DATA SUPPLIED
%%

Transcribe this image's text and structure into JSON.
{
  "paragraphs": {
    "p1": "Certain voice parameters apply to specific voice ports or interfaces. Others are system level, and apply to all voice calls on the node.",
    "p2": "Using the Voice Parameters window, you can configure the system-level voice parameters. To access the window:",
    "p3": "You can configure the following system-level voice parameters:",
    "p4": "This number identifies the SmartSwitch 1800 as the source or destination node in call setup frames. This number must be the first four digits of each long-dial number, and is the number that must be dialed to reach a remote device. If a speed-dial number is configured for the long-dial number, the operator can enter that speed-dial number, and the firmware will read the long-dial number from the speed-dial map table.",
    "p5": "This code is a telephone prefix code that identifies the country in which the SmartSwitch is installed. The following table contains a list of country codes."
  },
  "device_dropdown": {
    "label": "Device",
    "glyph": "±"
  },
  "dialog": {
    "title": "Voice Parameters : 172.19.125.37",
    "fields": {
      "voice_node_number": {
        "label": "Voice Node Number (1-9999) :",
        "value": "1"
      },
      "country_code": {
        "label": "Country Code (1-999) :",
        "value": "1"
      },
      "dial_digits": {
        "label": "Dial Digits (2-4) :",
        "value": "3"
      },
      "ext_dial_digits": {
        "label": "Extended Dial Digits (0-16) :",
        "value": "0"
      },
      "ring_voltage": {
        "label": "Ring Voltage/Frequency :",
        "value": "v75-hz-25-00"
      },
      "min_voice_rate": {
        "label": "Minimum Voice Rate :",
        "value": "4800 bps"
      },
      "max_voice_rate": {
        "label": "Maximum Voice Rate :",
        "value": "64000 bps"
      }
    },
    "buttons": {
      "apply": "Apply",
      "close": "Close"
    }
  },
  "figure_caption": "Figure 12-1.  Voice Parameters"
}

%%

Copy out the lines that hold "system".

SOLUTION BELOW
    "p1": "Certain voice parameters apply to specific voice ports or interfaces. Others are system level, and apply to all voice calls on the node.",
    "p2": "Using the Voice Parameters window, you can configure the system-level voice parameters. To access the window:",
    "p3": "You can configure the following system-level voice parameters:",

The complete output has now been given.